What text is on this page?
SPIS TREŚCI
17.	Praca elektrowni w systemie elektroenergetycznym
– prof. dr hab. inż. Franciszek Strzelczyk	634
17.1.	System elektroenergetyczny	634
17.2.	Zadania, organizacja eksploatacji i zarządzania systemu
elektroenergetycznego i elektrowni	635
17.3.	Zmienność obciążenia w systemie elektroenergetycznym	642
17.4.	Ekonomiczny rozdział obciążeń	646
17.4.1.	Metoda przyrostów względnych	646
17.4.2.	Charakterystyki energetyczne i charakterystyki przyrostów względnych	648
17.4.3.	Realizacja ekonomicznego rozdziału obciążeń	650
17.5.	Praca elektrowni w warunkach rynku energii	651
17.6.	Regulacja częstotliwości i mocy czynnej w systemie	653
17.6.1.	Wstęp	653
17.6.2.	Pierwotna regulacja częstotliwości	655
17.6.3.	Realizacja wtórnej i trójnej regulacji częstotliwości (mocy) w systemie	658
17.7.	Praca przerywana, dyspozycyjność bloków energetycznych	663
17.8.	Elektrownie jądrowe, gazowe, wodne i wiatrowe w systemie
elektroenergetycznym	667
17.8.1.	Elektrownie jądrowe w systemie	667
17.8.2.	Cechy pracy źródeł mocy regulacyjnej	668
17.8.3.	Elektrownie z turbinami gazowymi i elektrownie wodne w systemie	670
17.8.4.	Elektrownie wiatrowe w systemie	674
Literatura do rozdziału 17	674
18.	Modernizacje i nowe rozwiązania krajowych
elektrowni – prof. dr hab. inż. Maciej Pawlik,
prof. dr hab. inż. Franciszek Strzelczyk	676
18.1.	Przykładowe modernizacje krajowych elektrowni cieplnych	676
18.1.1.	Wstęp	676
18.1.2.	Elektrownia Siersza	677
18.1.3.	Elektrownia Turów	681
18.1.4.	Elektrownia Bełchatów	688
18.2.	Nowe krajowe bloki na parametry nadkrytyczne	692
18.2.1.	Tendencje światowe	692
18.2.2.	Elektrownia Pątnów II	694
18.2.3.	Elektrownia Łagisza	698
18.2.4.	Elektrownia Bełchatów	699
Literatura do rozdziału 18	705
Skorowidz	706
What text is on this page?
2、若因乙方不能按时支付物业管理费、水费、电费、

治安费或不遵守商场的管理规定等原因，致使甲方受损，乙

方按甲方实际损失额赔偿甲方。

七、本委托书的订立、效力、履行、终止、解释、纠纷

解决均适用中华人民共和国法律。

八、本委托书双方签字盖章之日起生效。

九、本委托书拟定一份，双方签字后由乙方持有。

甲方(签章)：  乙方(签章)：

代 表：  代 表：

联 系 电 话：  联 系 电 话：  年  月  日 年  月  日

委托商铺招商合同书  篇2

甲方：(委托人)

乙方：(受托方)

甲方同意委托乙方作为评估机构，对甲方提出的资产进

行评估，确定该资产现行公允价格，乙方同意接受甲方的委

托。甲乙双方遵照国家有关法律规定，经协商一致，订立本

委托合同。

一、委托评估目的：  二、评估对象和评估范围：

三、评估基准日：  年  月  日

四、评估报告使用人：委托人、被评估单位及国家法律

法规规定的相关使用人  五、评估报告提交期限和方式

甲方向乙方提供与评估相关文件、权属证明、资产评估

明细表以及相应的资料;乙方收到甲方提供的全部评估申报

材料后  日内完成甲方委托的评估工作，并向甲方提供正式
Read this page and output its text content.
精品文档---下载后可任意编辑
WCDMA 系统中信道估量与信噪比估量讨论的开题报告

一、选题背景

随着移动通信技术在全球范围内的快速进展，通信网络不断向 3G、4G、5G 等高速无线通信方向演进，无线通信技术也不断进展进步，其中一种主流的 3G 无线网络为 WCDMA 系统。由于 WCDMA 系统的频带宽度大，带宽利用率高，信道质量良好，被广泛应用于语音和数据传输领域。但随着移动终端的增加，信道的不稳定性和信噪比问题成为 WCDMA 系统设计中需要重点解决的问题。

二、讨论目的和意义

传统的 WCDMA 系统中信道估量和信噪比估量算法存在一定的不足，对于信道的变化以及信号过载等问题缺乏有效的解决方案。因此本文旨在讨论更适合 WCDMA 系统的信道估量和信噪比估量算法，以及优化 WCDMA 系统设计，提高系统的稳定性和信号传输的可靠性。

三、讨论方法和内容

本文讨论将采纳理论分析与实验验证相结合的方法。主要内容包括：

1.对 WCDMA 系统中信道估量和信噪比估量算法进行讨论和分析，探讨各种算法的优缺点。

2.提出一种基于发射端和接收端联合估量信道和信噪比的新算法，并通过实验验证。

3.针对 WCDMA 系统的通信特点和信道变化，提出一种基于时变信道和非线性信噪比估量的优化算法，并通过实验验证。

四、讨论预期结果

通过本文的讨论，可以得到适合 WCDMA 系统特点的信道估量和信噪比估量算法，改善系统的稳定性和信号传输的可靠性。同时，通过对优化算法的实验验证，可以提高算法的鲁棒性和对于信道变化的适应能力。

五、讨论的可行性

##############################

All the entries above need to be reproduced exactly.

What text is on this page?
SPIS TREŚCI
17.	Praca elektrowni w systemie elektroenergetycznym
– prof. dr hab. inż. Franciszek Strzelczyk	634
17.1.	System elektroenergetyczny	634
17.2.	Zadania, organizacja eksploatacji i zarządzania systemu
elektroenergetycznego i elektrowni	635
17.3.	Zmienność obciążenia w systemie elektroenergetycznym	642
17.4.	Ekonomiczny rozdział obciążeń	646
17.4.1.	Metoda przyrostów względnych	646
17.4.2.	Charakterystyki energetyczne i charakterystyki przyrostów względnych	648
17.4.3.	Realizacja ekonomicznego rozdziału obciążeń	650
17.5.	Praca elektrowni w warunkach rynku energii	651
17.6.	Regulacja częstotliwości i mocy czynnej w systemie	653
17.6.1.	Wstęp	653
17.6.2.	Pierwotna regulacja częstotliwości	655
17.6.3.	Realizacja wtórnej i trójnej regulacji częstotliwości (mocy) w systemie	658
17.7.	Praca przerywana, dyspozycyjność bloków energetycznych	663
17.8.	Elektrownie jądrowe, gazowe, wodne i wiatrowe w systemie
elektroenergetycznym	667
17.8.1.	Elektrownie jądrowe w systemie	667
17.8.2.	Cechy pracy źródeł mocy regulacyjnej	668
17.8.3.	Elektrownie z turbinami gazowymi i elektrownie wodne w systemie	670
17.8.4.	Elektrownie wiatrowe w systemie	674
Literatura do rozdziału 17	674
18.	Modernizacje i nowe rozwiązania krajowych
elektrowni – prof. dr hab. inż. Maciej Pawlik,
prof. dr hab. inż. Franciszek Strzelczyk	676
18.1.	Przykładowe modernizacje krajowych elektrowni cieplnych	676
18.1.1.	Wstęp	676
18.1.2.	Elektrownia Siersza	677
18.1.3.	Elektrownia Turów	681
18.1.4.	Elektrownia Bełchatów	688
18.2.	Nowe krajowe bloki na parametry nadkrytyczne	692
18.2.1.	Tendencje światowe	692
18.2.2.	Elektrownia Pątnów II	694
18.2.3.	Elektrownia Łagisza	698
18.2.4.	Elektrownia Bełchatów	699
Literatura do rozdziału 18	705
Skorowidz	706
What text is on this page?
2、若因乙方不能按时支付物业管理费、水费、电费、

治安费或不遵守商场的管理规定等原因，致使甲方受损，乙

方按甲方实际损失额赔偿甲方。

七、本委托书的订立、效力、履行、终止、解释、纠纷

解决均适用中华人民共和国法律。

八、本委托书双方签字盖章之日起生效。

九、本委托书拟定一份，双方签字后由乙方持有。

甲方(签章)：  乙方(签章)：

代 表：  代 表：

联 系 电 话：  联 系 电 话：  年  月  日 年  月  日

委托商铺招商合同书  篇2

甲方：(委托人)

乙方：(受托方)

甲方同意委托乙方作为评估机构，对甲方提出的资产进

行评估，确定该资产现行公允价格，乙方同意接受甲方的委

托。甲乙双方遵照国家有关法律规定，经协商一致，订立本

委托合同。

一、委托评估目的：  二、评估对象和评估范围：

三、评估基准日：  年  月  日

四、评估报告使用人：委托人、被评估单位及国家法律

法规规定的相关使用人  五、评估报告提交期限和方式

甲方向乙方提供与评估相关文件、权属证明、资产评估

明细表以及相应的资料;乙方收到甲方提供的全部评估申报

材料后  日内完成甲方委托的评估工作，并向甲方提供正式
Read this page and output its text content.
精品文档---下载后可任意编辑
WCDMA 系统中信道估量与信噪比估量讨论的开题报告

一、选题背景

随着移动通信技术在全球范围内的快速进展，通信网络不断向 3G、4G、5G 等高速无线通信方向演进，无线通信技术也不断进展进步，其中一种主流的 3G 无线网络为 WCDMA 系统。由于 WCDMA 系统的频带宽度大，带宽利用率高，信道质量良好，被广泛应用于语音和数据传输领域。但随着移动终端的增加，信道的不稳定性和信噪比问题成为 WCDMA 系统设计中需要重点解决的问题。

二、讨论目的和意义

传统的 WCDMA 系统中信道估量和信噪比估量算法存在一定的不足，对于信道的变化以及信号过载等问题缺乏有效的解决方案。因此本文旨在讨论更适合 WCDMA 系统的信道估量和信噪比估量算法，以及优化 WCDMA 系统设计，提高系统的稳定性和信号传输的可靠性。

三、讨论方法和内容

本文讨论将采纳理论分析与实验验证相结合的方法。主要内容包括：

1.对 WCDMA 系统中信道估量和信噪比估量算法进行讨论和分析，探讨各种算法的优缺点。

2.提出一种基于发射端和接收端联合估量信道和信噪比的新算法，并通过实验验证。

3.针对 WCDMA 系统的通信特点和信道变化，提出一种基于时变信道和非线性信噪比估量的优化算法，并通过实验验证。

四、讨论预期结果

通过本文的讨论，可以得到适合 WCDMA 系统特点的信道估量和信噪比估量算法，改善系统的稳定性和信号传输的可靠性。同时，通过对优化算法的实验验证，可以提高算法的鲁棒性和对于信道变化的适应能力。

五、讨论的可行性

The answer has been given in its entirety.